» **Set problem**
From the listing below, select every line where the word "this" appears.

────────────────

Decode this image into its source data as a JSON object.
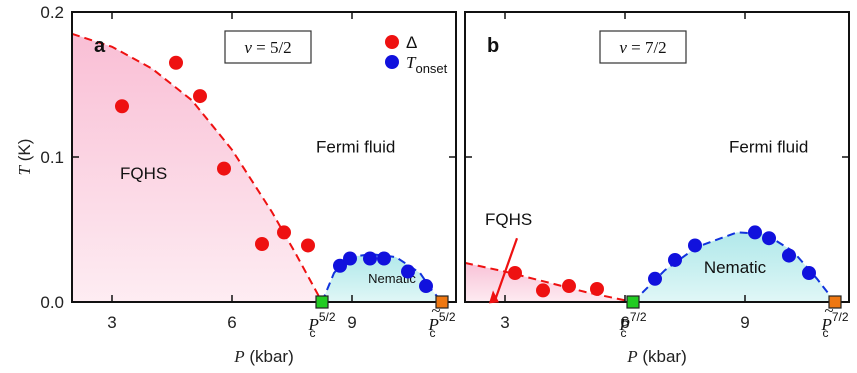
{
  "chart_data": [
    {
      "type": "scatter",
      "panel": "a",
      "nu_label": "ν = 5/2",
      "xlabel": "P (kbar)",
      "ylabel": "T (K)",
      "xlim": [
        2,
        11.6
      ],
      "ylim": [
        0,
        0.2
      ],
      "xticks": [
        "3",
        "6",
        "9"
      ],
      "yticks": [
        "0.0",
        "0.1",
        "0.2"
      ],
      "regions": {
        "fqhs": "FQHS",
        "fermi": "Fermi fluid",
        "nematic": "Nematic"
      },
      "legend": {
        "position": "top-right",
        "delta": "Δ",
        "tonset_main": "T",
        "tonset_sub": "onset"
      },
      "critical_points": [
        {
          "name": "Pc",
          "sub": "c",
          "sup": "5/2",
          "tilde": false,
          "x": 8.25,
          "color": "#22cc22"
        },
        {
          "name": "Pc-tilde",
          "sub": "c",
          "sup": "5/2",
          "tilde": true,
          "x": 11.25,
          "color": "#ee7711"
        }
      ],
      "series": [
        {
          "name": "Δ",
          "color": "#ee1111",
          "x": [
            3.25,
            4.6,
            5.2,
            5.8,
            6.75,
            7.3,
            7.9
          ],
          "y": [
            0.135,
            0.165,
            0.142,
            0.092,
            0.04,
            0.048,
            0.039
          ]
        },
        {
          "name": "T_onset",
          "color": "#1111dd",
          "x": [
            8.7,
            8.95,
            9.45,
            9.8,
            10.4,
            10.85
          ],
          "y": [
            0.025,
            0.03,
            0.03,
            0.03,
            0.021,
            0.011
          ]
        }
      ],
      "fqhs_boundary": {
        "x": [
          2,
          3,
          4,
          5,
          6,
          7,
          7.6,
          8.25
        ],
        "y": [
          0.185,
          0.176,
          0.161,
          0.139,
          0.105,
          0.062,
          0.033,
          0
        ]
      },
      "nematic_boundary": {
        "x": [
          8.25,
          8.55,
          8.9,
          9.5,
          10.1,
          10.7,
          11.0,
          11.25
        ],
        "y": [
          0,
          0.02,
          0.031,
          0.033,
          0.031,
          0.02,
          0.008,
          0
        ]
      }
    },
    {
      "type": "scatter",
      "panel": "b",
      "nu_label": "ν = 7/2",
      "xlabel": "P (kbar)",
      "ylabel": "",
      "xlim": [
        2,
        11.6
      ],
      "ylim": [
        0,
        0.2
      ],
      "xticks": [
        "3",
        "6",
        "9"
      ],
      "regions": {
        "fqhs": "FQHS",
        "fermi": "Fermi fluid",
        "nematic": "Nematic"
      },
      "critical_points": [
        {
          "name": "Pc",
          "sub": "c",
          "sup": "7/2",
          "tilde": false,
          "x": 6.2,
          "color": "#22cc22"
        },
        {
          "name": "Pc-tilde",
          "sub": "c",
          "sup": "7/2",
          "tilde": true,
          "x": 11.25,
          "color": "#ee7711"
        }
      ],
      "series": [
        {
          "name": "Δ",
          "color": "#ee1111",
          "x": [
            3.25,
            3.95,
            4.6,
            5.3
          ],
          "y": [
            0.02,
            0.008,
            0.011,
            0.009
          ]
        },
        {
          "name": "T_onset",
          "color": "#1111dd",
          "x": [
            6.75,
            7.25,
            7.75,
            9.25,
            9.6,
            10.1,
            10.6
          ],
          "y": [
            0.016,
            0.029,
            0.039,
            0.048,
            0.044,
            0.032,
            0.02
          ]
        }
      ],
      "fqhs_boundary": {
        "x": [
          2,
          3,
          4,
          5,
          6.2
        ],
        "y": [
          0.027,
          0.021,
          0.014,
          0.007,
          0
        ]
      },
      "nematic_boundary": {
        "x": [
          6.2,
          7.0,
          7.8,
          8.8,
          9.5,
          10.2,
          10.8,
          11.25
        ],
        "y": [
          0,
          0.022,
          0.038,
          0.048,
          0.047,
          0.035,
          0.016,
          0
        ]
      }
    }
  ]
}
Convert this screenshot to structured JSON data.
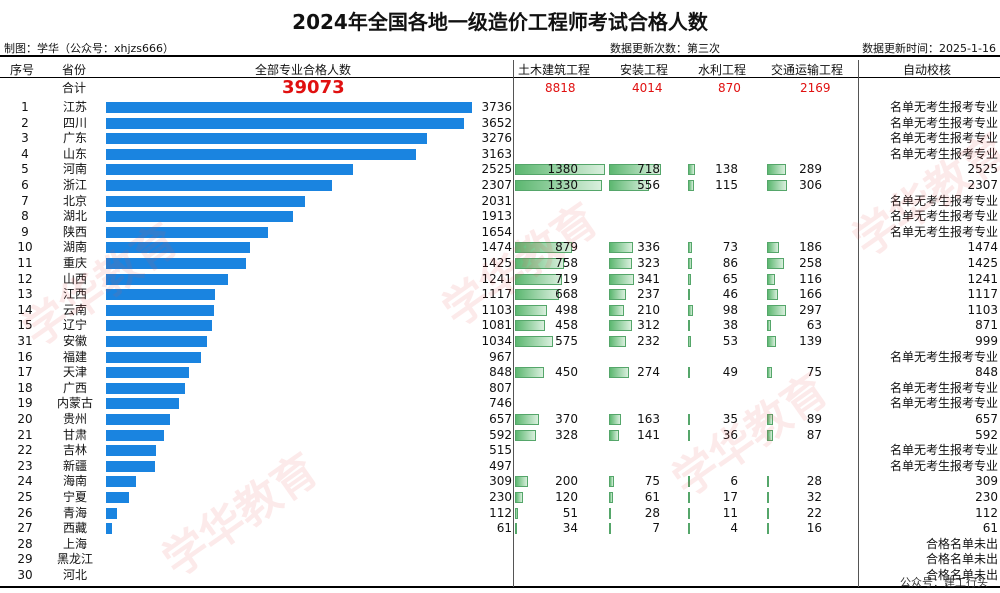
{
  "header": {
    "title": "2024年全国各地一级造价工程师考试合格人数",
    "maker": "制图：学华（公众号：xhjzs666）",
    "update_count": "数据更新次数：第三次",
    "update_time": "数据更新时间：2025-1-16"
  },
  "columns": {
    "no": "序号",
    "province": "省份",
    "all": "全部专业合格人数",
    "civil": "土木建筑工程",
    "install": "安装工程",
    "water": "水利工程",
    "traffic": "交通运输工程",
    "check": "自动校核"
  },
  "totals": {
    "label": "合计",
    "all": "39073",
    "civil": "8818",
    "install": "4014",
    "water": "870",
    "traffic": "2169"
  },
  "watermark": "学华教育",
  "footer_note": "公众号：建工行头",
  "colors": {
    "bar": "#1a84e0",
    "green": "#5cb770",
    "total": "#e01010"
  },
  "chart_data": {
    "type": "bar",
    "title": "2024年全国各地一级造价工程师考试合格人数",
    "series": [
      {
        "name": "全部专业合格人数"
      },
      {
        "name": "土木建筑工程"
      },
      {
        "name": "安装工程"
      },
      {
        "name": "水利工程"
      },
      {
        "name": "交通运输工程"
      }
    ],
    "rows": [
      {
        "no": "1",
        "province": "江苏",
        "all": 3736,
        "civil": null,
        "install": null,
        "water": null,
        "traffic": null,
        "check": "名单无考生报考专业"
      },
      {
        "no": "2",
        "province": "四川",
        "all": 3652,
        "civil": null,
        "install": null,
        "water": null,
        "traffic": null,
        "check": "名单无考生报考专业"
      },
      {
        "no": "3",
        "province": "广东",
        "all": 3276,
        "civil": null,
        "install": null,
        "water": null,
        "traffic": null,
        "check": "名单无考生报考专业"
      },
      {
        "no": "4",
        "province": "山东",
        "all": 3163,
        "civil": null,
        "install": null,
        "water": null,
        "traffic": null,
        "check": "名单无考生报考专业"
      },
      {
        "no": "5",
        "province": "河南",
        "all": 2525,
        "civil": 1380,
        "install": 718,
        "water": 138,
        "traffic": 289,
        "check": "2525"
      },
      {
        "no": "6",
        "province": "浙江",
        "all": 2307,
        "civil": 1330,
        "install": 556,
        "water": 115,
        "traffic": 306,
        "check": "2307"
      },
      {
        "no": "7",
        "province": "北京",
        "all": 2031,
        "civil": null,
        "install": null,
        "water": null,
        "traffic": null,
        "check": "名单无考生报考专业"
      },
      {
        "no": "8",
        "province": "湖北",
        "all": 1913,
        "civil": null,
        "install": null,
        "water": null,
        "traffic": null,
        "check": "名单无考生报考专业"
      },
      {
        "no": "9",
        "province": "陕西",
        "all": 1654,
        "civil": null,
        "install": null,
        "water": null,
        "traffic": null,
        "check": "名单无考生报考专业"
      },
      {
        "no": "10",
        "province": "湖南",
        "all": 1474,
        "civil": 879,
        "install": 336,
        "water": 73,
        "traffic": 186,
        "check": "1474"
      },
      {
        "no": "11",
        "province": "重庆",
        "all": 1425,
        "civil": 758,
        "install": 323,
        "water": 86,
        "traffic": 258,
        "check": "1425"
      },
      {
        "no": "12",
        "province": "山西",
        "all": 1241,
        "civil": 719,
        "install": 341,
        "water": 65,
        "traffic": 116,
        "check": "1241"
      },
      {
        "no": "13",
        "province": "江西",
        "all": 1117,
        "civil": 668,
        "install": 237,
        "water": 46,
        "traffic": 166,
        "check": "1117"
      },
      {
        "no": "14",
        "province": "云南",
        "all": 1103,
        "civil": 498,
        "install": 210,
        "water": 98,
        "traffic": 297,
        "check": "1103"
      },
      {
        "no": "15",
        "province": "辽宁",
        "all": 1081,
        "civil": 458,
        "install": 312,
        "water": 38,
        "traffic": 63,
        "check": "871"
      },
      {
        "no": "31",
        "province": "安徽",
        "all": 1034,
        "civil": 575,
        "install": 232,
        "water": 53,
        "traffic": 139,
        "check": "999"
      },
      {
        "no": "16",
        "province": "福建",
        "all": 967,
        "civil": null,
        "install": null,
        "water": null,
        "traffic": null,
        "check": "名单无考生报考专业"
      },
      {
        "no": "17",
        "province": "天津",
        "all": 848,
        "civil": 450,
        "install": 274,
        "water": 49,
        "traffic": 75,
        "check": "848"
      },
      {
        "no": "18",
        "province": "广西",
        "all": 807,
        "civil": null,
        "install": null,
        "water": null,
        "traffic": null,
        "check": "名单无考生报考专业"
      },
      {
        "no": "19",
        "province": "内蒙古",
        "all": 746,
        "civil": null,
        "install": null,
        "water": null,
        "traffic": null,
        "check": "名单无考生报考专业"
      },
      {
        "no": "20",
        "province": "贵州",
        "all": 657,
        "civil": 370,
        "install": 163,
        "water": 35,
        "traffic": 89,
        "check": "657"
      },
      {
        "no": "21",
        "province": "甘肃",
        "all": 592,
        "civil": 328,
        "install": 141,
        "water": 36,
        "traffic": 87,
        "check": "592"
      },
      {
        "no": "22",
        "province": "吉林",
        "all": 515,
        "civil": null,
        "install": null,
        "water": null,
        "traffic": null,
        "check": "名单无考生报考专业"
      },
      {
        "no": "23",
        "province": "新疆",
        "all": 497,
        "civil": null,
        "install": null,
        "water": null,
        "traffic": null,
        "check": "名单无考生报考专业"
      },
      {
        "no": "24",
        "province": "海南",
        "all": 309,
        "civil": 200,
        "install": 75,
        "water": 6,
        "traffic": 28,
        "check": "309"
      },
      {
        "no": "25",
        "province": "宁夏",
        "all": 230,
        "civil": 120,
        "install": 61,
        "water": 17,
        "traffic": 32,
        "check": "230"
      },
      {
        "no": "26",
        "province": "青海",
        "all": 112,
        "civil": 51,
        "install": 28,
        "water": 11,
        "traffic": 22,
        "check": "112"
      },
      {
        "no": "27",
        "province": "西藏",
        "all": 61,
        "civil": 34,
        "install": 7,
        "water": 4,
        "traffic": 16,
        "check": "61"
      },
      {
        "no": "28",
        "province": "上海",
        "all": null,
        "civil": null,
        "install": null,
        "water": null,
        "traffic": null,
        "check": "合格名单未出"
      },
      {
        "no": "29",
        "province": "黑龙江",
        "all": null,
        "civil": null,
        "install": null,
        "water": null,
        "traffic": null,
        "check": "合格名单未出"
      },
      {
        "no": "30",
        "province": "河北",
        "all": null,
        "civil": null,
        "install": null,
        "water": null,
        "traffic": null,
        "check": "合格名单未出"
      }
    ]
  }
}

────────────────

» **Answer for the task**
Decode this image into its source data as a JSON object.
Convert this screenshot to structured JSON data.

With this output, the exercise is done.